** Start **
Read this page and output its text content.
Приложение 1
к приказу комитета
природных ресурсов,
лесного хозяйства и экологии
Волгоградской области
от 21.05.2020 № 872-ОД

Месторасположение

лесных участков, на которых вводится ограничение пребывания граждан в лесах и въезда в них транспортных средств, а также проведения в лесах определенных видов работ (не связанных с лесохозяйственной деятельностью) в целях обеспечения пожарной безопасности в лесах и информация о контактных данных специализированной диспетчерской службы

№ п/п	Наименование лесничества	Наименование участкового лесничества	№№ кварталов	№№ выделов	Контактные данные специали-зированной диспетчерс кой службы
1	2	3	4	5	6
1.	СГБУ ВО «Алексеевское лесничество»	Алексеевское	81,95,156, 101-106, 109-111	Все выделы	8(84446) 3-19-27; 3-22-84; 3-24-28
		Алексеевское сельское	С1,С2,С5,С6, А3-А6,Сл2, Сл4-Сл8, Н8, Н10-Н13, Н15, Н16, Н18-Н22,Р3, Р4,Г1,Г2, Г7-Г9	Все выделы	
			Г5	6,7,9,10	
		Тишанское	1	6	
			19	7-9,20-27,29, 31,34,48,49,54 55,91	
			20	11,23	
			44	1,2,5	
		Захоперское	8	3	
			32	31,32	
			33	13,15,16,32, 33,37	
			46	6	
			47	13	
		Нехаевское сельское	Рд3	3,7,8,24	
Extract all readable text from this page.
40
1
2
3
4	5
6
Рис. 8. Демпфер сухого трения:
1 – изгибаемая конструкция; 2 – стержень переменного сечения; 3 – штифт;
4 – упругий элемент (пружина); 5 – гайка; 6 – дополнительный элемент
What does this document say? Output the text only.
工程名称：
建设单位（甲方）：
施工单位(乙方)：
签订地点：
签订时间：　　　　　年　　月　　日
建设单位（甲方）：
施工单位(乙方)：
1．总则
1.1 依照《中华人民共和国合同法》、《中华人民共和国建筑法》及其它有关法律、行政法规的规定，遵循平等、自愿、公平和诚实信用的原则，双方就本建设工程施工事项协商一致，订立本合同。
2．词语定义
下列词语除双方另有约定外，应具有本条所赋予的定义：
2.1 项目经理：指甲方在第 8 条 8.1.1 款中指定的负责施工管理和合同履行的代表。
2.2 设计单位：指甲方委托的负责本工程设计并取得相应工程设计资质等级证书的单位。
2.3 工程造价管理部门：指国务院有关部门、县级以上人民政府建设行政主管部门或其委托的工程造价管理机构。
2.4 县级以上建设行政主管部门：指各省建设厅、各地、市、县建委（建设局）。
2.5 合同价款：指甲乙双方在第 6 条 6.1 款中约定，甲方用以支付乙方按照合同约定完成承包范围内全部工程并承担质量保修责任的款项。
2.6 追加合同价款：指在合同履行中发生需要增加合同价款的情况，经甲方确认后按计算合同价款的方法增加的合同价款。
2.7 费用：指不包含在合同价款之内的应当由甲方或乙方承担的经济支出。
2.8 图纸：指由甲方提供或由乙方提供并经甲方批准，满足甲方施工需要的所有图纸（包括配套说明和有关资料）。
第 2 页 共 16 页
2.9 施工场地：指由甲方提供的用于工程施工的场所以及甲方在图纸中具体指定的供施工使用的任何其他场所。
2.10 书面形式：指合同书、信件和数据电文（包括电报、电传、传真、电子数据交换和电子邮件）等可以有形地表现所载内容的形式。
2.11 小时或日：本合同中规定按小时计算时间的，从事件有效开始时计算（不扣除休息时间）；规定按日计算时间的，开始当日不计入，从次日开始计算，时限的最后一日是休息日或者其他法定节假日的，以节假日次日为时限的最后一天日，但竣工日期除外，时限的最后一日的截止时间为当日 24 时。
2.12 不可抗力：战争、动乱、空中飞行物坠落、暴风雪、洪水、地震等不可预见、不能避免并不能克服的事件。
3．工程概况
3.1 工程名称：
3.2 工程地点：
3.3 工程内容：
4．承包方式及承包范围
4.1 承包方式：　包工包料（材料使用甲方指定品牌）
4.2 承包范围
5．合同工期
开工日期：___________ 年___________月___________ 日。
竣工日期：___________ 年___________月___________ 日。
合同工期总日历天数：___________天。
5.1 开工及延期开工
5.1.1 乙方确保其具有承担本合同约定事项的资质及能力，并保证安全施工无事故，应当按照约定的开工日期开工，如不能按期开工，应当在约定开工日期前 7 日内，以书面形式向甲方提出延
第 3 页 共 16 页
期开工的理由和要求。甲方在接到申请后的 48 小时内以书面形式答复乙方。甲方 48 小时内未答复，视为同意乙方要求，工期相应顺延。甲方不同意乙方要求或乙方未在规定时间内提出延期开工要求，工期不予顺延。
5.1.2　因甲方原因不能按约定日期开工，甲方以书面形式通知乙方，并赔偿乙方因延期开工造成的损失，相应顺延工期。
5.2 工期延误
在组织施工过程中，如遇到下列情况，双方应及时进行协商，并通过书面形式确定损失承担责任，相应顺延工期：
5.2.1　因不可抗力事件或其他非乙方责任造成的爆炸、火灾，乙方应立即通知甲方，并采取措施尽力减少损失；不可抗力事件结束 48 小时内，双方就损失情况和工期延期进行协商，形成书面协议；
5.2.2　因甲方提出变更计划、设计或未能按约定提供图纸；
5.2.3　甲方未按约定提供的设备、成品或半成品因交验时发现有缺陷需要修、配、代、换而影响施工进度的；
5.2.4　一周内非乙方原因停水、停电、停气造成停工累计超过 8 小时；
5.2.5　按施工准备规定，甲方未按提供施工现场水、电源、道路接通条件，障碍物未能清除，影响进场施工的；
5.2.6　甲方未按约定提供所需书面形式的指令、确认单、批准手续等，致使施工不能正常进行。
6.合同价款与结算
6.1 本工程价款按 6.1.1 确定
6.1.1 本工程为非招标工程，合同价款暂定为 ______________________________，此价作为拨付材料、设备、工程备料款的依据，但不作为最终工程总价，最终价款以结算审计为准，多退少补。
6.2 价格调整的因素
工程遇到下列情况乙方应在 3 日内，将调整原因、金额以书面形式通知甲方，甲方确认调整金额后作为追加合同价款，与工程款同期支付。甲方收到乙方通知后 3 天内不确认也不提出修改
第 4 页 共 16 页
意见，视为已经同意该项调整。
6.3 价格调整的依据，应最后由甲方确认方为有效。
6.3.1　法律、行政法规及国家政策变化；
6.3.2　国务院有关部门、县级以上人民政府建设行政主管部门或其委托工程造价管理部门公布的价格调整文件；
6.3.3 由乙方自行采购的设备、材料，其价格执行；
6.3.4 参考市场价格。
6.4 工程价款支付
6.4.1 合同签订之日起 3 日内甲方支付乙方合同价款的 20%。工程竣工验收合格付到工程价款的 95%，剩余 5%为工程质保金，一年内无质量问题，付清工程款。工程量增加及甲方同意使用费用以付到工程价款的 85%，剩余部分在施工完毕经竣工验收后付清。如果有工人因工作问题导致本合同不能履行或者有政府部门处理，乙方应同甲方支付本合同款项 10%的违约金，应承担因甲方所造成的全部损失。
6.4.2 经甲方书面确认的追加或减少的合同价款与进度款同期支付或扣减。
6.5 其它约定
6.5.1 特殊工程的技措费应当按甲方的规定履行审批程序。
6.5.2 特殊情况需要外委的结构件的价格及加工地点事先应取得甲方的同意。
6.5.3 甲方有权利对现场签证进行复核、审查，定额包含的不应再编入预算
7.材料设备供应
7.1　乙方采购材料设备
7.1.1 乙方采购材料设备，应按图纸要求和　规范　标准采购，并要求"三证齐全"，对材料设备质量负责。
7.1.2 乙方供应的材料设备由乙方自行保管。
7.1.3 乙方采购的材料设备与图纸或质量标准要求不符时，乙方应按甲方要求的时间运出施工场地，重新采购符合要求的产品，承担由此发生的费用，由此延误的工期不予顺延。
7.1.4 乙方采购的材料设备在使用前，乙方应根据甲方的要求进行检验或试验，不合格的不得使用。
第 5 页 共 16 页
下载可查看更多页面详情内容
** End **
Requirement:
Return all lines containing the word "сельское".

The output:
		Алексеевское сельское	С1,С2,С5,С6, А3-А6,Сл2, Сл4-Сл8, Н8, Н10-Н13, Н15, Н16, Н18-Н22,Р3, Р4,Г1,Г2, Г7-Г9	Все выделы	
		Нехаевское сельское	Рд3	3,7,8,24	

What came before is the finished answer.